TASK INSTRUCTIONS: Determine how many lines of the records include "основной", and answer with the number alone.

SUPPLIED ENTRIES:

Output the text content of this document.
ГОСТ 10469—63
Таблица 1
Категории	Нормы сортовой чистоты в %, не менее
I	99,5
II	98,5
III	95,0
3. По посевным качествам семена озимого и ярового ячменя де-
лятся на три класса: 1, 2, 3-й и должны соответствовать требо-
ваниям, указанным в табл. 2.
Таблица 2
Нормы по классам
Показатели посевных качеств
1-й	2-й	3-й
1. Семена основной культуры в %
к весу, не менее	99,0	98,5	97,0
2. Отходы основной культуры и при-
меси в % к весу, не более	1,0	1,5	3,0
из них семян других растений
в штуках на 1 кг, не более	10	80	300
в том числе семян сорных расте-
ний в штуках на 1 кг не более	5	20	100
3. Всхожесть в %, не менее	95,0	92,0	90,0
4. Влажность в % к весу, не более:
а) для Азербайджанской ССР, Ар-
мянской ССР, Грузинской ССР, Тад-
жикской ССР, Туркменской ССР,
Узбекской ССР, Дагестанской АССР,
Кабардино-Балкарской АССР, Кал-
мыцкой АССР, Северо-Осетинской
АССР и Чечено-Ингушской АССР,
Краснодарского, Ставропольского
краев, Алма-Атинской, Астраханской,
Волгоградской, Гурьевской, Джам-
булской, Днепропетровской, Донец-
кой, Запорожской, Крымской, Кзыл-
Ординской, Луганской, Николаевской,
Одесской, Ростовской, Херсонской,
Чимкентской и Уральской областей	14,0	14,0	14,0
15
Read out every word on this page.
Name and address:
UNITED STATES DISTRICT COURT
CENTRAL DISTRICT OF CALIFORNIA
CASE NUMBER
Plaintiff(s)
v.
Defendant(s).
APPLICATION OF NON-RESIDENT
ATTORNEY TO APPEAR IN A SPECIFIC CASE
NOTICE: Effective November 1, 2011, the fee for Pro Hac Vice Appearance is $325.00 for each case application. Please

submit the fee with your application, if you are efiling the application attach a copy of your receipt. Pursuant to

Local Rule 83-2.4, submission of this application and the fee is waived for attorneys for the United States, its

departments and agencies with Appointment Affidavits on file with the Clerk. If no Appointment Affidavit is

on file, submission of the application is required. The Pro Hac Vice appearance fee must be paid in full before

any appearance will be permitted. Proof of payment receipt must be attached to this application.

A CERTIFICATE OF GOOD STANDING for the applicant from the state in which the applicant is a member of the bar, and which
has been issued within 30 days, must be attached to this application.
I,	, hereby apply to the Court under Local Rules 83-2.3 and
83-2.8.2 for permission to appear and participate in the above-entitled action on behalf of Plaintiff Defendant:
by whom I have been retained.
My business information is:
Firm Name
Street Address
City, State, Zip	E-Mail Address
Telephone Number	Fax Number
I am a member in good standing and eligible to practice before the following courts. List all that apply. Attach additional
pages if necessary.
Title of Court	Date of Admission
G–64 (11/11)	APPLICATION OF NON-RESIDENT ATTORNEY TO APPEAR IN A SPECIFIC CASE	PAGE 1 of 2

COMPLETE RESPONSE: 2